What is needed » Of all the lines in the material, how many contain the word "ylabel"? State the number alone.
= = = =
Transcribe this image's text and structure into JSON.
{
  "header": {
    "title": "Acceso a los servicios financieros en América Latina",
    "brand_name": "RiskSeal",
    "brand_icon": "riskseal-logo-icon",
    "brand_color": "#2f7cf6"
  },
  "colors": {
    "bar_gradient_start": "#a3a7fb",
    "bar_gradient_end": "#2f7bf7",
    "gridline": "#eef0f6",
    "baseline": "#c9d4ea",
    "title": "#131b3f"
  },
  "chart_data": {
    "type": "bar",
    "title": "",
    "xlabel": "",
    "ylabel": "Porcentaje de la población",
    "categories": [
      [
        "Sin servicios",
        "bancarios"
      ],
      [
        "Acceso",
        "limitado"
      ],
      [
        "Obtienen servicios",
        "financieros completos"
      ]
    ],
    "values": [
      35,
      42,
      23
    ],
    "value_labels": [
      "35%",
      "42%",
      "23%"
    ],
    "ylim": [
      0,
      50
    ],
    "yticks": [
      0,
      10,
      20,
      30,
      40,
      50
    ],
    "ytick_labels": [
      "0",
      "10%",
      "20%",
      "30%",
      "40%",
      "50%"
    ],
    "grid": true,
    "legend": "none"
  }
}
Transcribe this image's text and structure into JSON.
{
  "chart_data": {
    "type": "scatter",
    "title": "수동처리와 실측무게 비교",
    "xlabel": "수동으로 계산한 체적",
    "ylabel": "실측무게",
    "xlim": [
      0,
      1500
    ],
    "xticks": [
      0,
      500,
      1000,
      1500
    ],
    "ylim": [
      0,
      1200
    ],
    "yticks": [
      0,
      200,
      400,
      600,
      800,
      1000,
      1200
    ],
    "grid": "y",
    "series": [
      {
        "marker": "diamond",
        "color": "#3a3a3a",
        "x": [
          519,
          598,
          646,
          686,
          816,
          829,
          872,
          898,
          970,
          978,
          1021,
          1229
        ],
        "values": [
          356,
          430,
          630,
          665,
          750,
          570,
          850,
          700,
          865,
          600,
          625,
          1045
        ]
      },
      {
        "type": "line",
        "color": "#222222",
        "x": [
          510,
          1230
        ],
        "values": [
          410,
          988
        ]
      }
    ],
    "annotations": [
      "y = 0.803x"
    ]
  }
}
= = = =
Output for this exercise » 2